--- Begin ---

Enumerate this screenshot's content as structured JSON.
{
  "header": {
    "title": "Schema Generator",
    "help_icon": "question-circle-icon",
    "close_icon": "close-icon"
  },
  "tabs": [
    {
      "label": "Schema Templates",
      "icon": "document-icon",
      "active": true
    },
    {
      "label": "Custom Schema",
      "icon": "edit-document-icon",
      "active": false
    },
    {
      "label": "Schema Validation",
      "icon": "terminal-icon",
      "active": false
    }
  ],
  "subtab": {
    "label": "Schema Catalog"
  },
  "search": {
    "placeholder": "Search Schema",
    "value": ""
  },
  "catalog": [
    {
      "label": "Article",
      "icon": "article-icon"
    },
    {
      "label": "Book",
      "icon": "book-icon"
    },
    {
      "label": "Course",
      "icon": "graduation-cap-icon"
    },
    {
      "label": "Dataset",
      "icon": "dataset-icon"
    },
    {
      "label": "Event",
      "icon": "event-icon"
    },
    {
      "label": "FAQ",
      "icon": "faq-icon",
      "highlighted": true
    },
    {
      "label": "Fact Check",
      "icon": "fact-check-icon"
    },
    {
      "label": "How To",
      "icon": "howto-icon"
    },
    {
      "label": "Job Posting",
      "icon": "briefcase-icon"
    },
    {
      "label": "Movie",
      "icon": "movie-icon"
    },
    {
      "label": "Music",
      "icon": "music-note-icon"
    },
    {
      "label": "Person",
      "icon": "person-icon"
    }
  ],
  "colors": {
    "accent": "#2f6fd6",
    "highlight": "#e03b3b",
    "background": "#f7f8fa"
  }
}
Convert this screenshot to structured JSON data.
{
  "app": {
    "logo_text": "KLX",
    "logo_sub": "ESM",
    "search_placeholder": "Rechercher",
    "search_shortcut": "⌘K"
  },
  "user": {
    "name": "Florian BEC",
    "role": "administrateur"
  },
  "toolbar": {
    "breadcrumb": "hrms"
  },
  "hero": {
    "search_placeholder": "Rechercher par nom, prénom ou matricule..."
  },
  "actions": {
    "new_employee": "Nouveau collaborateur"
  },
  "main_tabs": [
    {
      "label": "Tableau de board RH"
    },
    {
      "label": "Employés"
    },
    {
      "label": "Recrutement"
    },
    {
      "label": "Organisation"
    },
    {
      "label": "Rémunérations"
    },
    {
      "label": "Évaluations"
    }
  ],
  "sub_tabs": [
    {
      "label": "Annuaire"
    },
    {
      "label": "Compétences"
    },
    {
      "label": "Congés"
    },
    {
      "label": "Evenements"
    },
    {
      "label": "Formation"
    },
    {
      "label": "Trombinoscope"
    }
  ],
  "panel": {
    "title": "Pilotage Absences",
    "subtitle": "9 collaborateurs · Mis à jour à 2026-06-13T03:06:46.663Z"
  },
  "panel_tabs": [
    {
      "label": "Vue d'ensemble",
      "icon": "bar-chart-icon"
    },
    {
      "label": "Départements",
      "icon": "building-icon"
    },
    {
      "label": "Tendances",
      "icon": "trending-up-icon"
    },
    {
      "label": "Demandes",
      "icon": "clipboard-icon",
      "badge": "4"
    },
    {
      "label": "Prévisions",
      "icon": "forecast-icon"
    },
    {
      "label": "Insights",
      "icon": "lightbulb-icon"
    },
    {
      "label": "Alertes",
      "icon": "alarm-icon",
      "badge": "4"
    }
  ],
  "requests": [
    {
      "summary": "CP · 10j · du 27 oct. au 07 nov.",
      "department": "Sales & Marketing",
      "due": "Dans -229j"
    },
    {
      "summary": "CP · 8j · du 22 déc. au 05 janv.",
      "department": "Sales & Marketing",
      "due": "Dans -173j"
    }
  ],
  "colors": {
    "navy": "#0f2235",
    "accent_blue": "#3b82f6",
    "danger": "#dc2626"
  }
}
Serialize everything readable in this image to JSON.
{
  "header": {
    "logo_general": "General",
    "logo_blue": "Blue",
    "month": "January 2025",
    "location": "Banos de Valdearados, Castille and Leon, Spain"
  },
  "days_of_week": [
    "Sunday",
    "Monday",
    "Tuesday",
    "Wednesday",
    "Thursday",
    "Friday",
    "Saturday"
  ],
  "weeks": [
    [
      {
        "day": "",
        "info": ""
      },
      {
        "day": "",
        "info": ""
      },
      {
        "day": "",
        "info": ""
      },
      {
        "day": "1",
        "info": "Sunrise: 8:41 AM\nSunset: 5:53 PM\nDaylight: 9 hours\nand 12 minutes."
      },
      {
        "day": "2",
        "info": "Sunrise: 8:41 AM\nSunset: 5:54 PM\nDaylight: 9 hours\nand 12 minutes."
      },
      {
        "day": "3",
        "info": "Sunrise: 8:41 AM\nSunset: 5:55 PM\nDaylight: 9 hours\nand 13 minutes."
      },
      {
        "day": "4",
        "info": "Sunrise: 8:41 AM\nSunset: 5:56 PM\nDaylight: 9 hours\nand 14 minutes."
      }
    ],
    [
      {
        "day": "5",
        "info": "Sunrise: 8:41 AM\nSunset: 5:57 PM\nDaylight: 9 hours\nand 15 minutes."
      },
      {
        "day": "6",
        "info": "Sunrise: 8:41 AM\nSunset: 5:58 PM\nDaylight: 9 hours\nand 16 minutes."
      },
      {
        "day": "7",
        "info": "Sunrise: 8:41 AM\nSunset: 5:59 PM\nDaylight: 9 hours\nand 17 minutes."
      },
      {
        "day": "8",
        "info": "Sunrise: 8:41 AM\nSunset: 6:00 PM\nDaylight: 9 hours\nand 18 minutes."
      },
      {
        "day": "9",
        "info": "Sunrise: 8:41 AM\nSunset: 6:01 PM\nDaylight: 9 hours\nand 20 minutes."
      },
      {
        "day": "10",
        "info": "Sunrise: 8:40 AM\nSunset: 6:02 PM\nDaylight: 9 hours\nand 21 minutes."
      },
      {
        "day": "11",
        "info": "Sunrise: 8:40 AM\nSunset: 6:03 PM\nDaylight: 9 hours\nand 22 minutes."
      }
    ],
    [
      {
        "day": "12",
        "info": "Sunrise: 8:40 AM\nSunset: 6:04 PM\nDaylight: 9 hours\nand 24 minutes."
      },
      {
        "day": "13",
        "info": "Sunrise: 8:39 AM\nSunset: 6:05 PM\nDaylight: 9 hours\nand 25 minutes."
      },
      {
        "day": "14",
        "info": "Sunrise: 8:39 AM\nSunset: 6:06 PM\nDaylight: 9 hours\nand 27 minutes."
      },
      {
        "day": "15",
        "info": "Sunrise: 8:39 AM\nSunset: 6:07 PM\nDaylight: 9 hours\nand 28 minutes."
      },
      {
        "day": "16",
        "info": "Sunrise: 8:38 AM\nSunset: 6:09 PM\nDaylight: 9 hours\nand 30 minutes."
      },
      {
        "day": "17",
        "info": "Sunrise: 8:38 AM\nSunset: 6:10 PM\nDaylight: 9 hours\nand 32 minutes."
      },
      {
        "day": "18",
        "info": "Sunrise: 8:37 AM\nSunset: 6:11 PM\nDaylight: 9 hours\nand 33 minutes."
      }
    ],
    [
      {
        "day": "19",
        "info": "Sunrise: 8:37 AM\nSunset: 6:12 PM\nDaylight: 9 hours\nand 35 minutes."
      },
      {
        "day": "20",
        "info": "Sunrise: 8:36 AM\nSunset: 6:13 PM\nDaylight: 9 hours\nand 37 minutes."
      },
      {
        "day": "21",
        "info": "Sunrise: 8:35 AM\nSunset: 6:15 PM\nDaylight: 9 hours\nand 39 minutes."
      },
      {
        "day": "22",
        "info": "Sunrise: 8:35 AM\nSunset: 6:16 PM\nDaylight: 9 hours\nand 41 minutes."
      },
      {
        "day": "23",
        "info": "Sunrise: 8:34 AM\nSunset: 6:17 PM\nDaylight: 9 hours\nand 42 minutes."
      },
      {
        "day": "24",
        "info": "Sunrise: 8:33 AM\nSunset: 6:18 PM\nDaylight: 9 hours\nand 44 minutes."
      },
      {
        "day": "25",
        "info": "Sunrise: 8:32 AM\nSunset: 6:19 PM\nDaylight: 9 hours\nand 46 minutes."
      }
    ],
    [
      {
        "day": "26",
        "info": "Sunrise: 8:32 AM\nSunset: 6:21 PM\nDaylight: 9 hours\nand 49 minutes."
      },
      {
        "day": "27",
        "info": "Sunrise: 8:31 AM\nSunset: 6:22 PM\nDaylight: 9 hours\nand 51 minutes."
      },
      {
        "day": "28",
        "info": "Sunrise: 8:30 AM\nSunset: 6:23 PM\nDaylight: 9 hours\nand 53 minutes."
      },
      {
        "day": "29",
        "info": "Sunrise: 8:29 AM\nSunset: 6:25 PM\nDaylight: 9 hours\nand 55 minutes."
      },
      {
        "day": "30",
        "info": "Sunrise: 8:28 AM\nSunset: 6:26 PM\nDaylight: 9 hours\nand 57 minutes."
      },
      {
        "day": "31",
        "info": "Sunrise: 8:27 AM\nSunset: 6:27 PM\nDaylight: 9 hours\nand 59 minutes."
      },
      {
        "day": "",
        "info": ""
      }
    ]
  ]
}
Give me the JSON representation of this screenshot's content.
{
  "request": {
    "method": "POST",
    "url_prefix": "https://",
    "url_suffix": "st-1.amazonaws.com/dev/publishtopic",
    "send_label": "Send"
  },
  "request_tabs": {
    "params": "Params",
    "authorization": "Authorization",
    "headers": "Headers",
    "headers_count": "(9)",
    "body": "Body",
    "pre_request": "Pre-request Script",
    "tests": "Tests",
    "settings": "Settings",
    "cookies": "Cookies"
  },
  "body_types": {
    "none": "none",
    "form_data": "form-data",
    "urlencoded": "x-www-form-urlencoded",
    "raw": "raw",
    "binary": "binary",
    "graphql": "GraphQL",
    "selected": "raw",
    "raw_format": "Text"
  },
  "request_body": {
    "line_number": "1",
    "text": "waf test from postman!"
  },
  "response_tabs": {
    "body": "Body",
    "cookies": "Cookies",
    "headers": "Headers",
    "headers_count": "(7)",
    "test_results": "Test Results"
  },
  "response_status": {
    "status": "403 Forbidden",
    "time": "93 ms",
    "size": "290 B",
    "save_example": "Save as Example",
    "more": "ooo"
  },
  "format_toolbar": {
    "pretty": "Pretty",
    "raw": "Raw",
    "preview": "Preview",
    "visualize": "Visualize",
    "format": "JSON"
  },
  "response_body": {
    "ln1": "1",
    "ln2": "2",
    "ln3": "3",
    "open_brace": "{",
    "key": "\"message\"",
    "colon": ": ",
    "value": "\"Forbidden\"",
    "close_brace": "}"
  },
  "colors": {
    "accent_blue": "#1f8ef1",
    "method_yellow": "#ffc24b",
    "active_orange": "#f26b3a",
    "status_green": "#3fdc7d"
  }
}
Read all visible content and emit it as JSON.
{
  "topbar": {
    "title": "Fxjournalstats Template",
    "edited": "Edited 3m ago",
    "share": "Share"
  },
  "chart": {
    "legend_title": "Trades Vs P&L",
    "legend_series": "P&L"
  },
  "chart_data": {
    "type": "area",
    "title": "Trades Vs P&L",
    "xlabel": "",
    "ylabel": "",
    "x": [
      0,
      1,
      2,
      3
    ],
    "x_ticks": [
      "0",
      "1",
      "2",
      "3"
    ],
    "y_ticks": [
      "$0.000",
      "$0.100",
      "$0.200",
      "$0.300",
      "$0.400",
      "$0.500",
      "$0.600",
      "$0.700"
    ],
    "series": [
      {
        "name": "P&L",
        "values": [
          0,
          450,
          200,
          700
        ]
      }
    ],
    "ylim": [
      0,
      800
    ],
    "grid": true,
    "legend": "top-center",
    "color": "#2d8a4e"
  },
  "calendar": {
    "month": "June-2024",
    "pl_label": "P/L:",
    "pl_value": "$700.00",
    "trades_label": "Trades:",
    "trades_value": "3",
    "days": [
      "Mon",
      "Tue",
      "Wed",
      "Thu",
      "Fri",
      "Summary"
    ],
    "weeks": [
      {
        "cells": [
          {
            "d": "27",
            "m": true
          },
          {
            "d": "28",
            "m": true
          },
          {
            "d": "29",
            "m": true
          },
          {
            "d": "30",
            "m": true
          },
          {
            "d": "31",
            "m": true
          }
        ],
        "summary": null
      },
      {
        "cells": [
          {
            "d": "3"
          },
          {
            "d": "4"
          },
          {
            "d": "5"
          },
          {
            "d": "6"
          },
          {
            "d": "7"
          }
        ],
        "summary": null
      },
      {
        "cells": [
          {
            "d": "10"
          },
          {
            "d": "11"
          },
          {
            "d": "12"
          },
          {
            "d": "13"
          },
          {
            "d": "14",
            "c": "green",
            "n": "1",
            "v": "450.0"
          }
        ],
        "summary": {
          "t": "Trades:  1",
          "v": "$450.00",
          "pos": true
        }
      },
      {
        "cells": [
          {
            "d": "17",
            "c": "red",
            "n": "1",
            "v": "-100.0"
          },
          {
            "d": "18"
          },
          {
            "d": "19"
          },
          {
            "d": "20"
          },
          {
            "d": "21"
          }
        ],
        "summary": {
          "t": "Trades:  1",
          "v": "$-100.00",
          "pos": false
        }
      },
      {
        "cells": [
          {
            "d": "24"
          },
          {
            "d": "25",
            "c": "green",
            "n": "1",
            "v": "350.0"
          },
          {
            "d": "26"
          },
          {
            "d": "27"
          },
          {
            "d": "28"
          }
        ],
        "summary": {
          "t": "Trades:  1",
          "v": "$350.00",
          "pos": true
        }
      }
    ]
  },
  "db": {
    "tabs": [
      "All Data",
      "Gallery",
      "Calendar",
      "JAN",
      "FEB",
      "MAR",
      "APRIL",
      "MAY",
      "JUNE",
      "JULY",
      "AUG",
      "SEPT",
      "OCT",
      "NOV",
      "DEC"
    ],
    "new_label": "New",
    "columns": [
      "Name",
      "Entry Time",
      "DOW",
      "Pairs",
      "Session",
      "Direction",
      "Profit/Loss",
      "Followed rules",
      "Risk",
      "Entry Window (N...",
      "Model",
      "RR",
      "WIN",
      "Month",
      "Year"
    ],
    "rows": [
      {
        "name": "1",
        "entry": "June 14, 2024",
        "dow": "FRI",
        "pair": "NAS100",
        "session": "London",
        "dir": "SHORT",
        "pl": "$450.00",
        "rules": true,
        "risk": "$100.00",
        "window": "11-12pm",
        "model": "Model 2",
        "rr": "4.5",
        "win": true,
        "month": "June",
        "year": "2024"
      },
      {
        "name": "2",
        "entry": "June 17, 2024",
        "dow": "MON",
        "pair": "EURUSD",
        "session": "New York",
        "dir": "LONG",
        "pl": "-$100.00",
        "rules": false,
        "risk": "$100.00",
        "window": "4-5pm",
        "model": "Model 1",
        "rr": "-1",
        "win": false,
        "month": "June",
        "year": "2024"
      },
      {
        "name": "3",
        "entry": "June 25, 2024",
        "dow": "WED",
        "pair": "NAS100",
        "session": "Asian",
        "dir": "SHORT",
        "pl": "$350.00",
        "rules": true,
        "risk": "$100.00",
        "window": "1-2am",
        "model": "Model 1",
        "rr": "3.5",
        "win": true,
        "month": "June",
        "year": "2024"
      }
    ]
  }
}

--- End ---

• AIM OF THE EXERCISE
Whichever lines contain the string "Forbidden", select and copy them.

• COMPLETED TASK
    "status": "403 Forbidden",
    "value": "\"Forbidden\"",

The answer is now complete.